Instructions to follow: Count lines with the string "screenshot" in them. State the number alone.

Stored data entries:

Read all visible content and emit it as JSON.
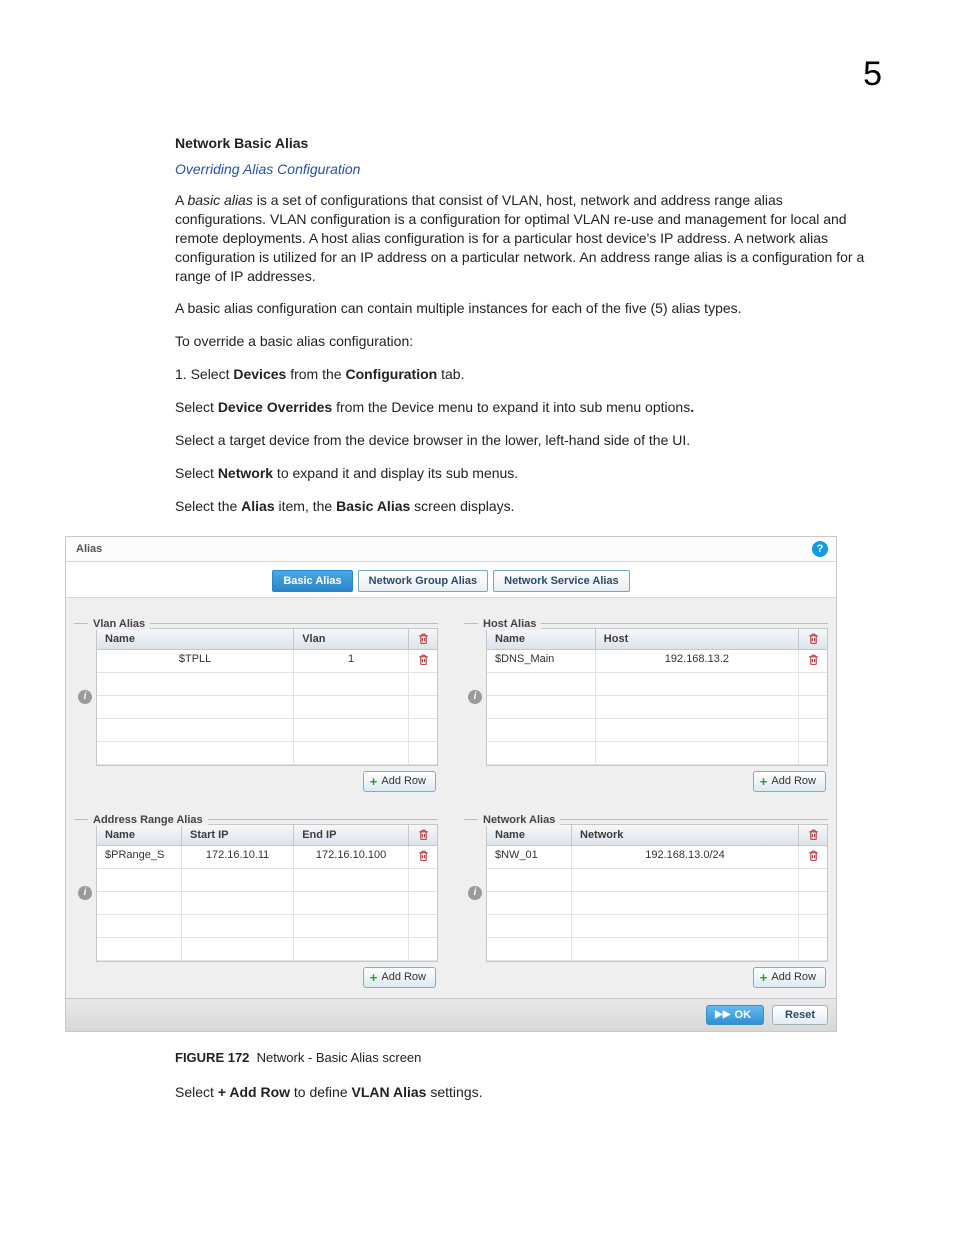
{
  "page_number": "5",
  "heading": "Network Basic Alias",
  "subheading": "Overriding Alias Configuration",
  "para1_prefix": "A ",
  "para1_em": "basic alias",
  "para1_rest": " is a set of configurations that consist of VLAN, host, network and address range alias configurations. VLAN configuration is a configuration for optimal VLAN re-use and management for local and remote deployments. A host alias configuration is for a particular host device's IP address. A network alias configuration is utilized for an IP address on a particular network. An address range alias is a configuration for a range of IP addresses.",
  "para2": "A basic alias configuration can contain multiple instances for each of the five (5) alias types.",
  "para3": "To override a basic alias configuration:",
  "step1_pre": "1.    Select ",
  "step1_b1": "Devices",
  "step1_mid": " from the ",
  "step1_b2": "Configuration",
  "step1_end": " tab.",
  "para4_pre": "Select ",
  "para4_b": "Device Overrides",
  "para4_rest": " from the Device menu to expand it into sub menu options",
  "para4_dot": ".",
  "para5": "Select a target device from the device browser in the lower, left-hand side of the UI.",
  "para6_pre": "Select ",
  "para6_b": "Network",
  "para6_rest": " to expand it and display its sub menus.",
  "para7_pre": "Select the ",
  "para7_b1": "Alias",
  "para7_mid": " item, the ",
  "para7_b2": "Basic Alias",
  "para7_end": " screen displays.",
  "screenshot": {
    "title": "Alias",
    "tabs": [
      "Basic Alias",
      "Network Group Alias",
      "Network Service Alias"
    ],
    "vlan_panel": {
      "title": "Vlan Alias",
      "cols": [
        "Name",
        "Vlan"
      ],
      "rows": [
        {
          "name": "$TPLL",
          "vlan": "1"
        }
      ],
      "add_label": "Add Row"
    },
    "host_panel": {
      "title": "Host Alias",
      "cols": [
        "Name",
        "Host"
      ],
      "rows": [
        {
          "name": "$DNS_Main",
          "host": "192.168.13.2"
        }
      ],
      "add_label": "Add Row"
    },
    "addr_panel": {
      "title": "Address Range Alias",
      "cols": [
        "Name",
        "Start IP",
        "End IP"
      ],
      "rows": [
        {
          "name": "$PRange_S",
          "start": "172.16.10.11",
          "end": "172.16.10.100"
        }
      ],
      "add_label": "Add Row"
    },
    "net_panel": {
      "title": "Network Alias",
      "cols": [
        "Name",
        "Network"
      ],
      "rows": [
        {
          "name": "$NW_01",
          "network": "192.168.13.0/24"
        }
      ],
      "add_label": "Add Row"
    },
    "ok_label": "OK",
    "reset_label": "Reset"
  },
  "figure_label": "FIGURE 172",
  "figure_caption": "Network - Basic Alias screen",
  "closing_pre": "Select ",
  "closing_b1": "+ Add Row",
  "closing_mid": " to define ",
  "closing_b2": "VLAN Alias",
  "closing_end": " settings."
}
* * *
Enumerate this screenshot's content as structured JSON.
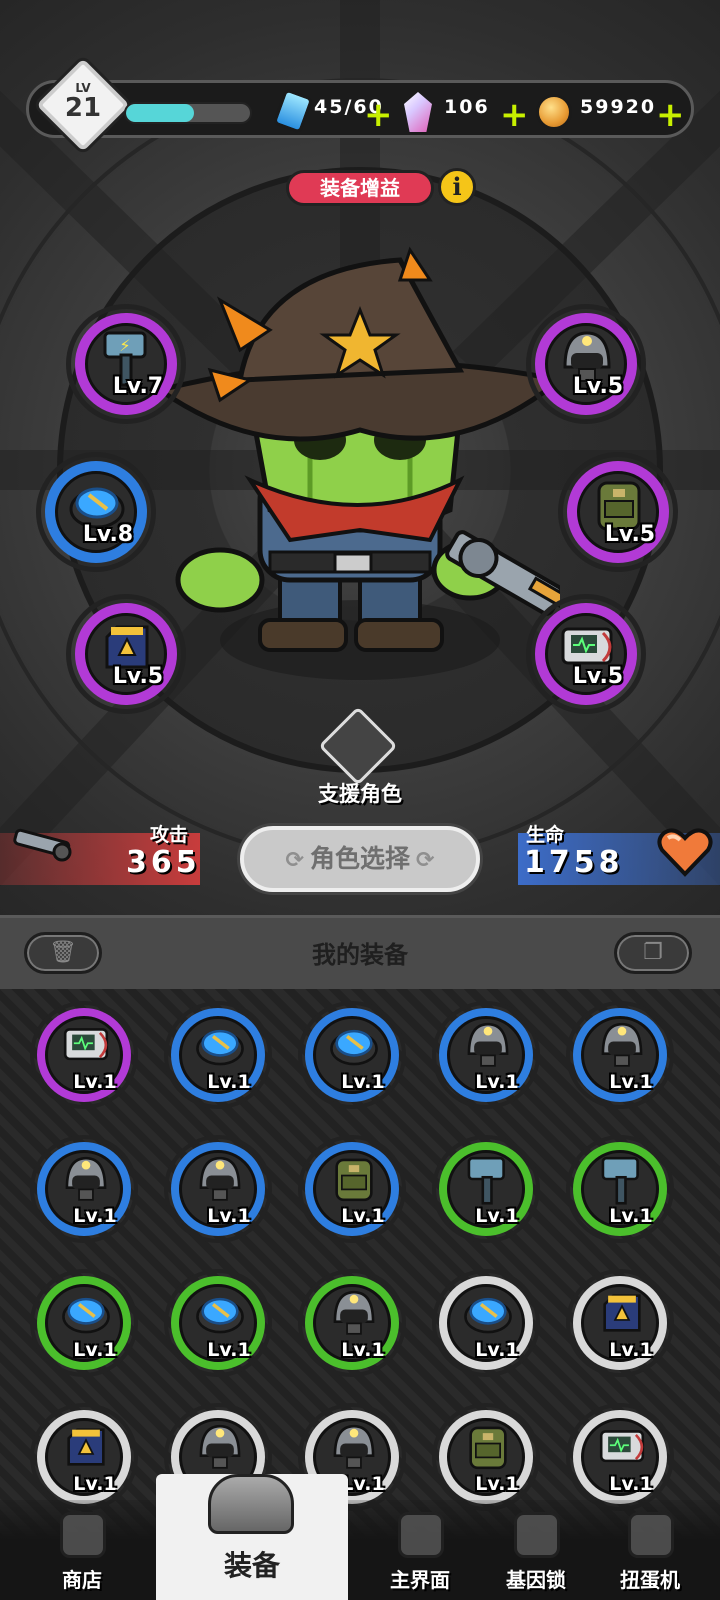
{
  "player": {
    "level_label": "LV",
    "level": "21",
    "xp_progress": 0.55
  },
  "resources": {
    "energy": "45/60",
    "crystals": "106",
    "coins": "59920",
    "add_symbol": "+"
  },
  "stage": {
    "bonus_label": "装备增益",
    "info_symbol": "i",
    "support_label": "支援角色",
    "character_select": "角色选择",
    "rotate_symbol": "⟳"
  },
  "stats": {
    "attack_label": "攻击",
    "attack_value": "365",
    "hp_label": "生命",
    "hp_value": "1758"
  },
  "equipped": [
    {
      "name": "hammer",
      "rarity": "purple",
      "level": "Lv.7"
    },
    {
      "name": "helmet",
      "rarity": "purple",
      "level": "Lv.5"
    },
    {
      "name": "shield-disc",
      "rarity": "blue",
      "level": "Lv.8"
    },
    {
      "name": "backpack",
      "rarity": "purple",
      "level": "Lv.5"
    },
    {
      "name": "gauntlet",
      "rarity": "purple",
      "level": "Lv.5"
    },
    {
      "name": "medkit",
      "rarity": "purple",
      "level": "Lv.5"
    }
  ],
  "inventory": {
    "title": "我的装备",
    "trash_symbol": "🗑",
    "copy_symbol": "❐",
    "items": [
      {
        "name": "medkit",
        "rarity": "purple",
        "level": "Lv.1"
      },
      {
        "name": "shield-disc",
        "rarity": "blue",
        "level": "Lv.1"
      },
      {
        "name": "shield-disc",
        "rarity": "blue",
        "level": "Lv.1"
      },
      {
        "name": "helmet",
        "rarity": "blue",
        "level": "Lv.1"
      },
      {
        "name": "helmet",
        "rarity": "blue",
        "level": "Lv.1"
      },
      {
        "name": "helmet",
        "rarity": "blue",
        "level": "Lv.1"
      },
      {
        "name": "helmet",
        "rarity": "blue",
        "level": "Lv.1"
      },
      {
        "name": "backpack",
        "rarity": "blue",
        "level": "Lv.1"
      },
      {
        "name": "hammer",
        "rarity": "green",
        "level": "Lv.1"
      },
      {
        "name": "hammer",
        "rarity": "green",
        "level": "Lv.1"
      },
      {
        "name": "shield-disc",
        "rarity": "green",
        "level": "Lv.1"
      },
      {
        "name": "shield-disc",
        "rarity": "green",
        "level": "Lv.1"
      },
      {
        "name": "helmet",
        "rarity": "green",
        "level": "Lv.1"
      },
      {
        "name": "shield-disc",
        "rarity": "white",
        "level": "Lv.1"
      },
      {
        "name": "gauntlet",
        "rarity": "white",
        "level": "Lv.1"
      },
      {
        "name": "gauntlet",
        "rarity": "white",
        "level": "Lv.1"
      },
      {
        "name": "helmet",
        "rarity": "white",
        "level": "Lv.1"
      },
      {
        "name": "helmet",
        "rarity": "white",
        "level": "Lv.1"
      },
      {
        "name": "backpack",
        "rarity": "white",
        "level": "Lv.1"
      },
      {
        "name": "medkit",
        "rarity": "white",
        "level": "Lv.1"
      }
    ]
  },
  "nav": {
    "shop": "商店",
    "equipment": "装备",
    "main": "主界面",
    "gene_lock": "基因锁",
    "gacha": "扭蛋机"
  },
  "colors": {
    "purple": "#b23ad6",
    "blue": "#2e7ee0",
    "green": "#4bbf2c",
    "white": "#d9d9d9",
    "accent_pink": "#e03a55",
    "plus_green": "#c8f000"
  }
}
...
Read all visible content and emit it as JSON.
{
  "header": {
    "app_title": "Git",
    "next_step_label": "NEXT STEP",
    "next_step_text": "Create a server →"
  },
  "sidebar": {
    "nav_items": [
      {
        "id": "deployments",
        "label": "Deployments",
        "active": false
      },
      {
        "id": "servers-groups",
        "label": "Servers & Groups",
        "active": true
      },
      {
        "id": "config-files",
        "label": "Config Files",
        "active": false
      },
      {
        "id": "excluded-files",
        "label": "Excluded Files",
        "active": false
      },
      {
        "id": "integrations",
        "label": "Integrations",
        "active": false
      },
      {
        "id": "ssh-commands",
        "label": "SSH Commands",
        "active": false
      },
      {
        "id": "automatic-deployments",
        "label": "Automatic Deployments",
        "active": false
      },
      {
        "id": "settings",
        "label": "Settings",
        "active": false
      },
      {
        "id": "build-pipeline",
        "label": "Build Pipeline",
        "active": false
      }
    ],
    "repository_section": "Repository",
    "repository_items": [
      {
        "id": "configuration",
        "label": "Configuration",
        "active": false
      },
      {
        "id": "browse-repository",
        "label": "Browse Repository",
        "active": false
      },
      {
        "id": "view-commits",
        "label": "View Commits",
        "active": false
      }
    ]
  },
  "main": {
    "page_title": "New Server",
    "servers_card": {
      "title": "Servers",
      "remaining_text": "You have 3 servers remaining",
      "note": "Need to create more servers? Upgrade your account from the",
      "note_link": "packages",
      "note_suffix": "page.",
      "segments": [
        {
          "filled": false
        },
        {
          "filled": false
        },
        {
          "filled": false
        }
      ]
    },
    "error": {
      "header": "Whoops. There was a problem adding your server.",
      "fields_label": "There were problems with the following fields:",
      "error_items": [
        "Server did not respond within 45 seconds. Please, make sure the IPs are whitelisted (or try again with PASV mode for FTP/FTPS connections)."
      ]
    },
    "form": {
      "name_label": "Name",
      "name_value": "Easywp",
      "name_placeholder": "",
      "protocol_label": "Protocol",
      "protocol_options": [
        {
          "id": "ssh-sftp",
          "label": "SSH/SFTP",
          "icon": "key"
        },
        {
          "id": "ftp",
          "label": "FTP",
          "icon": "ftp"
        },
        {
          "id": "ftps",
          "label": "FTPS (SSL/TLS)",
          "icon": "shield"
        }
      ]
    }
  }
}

Reply to the task: 2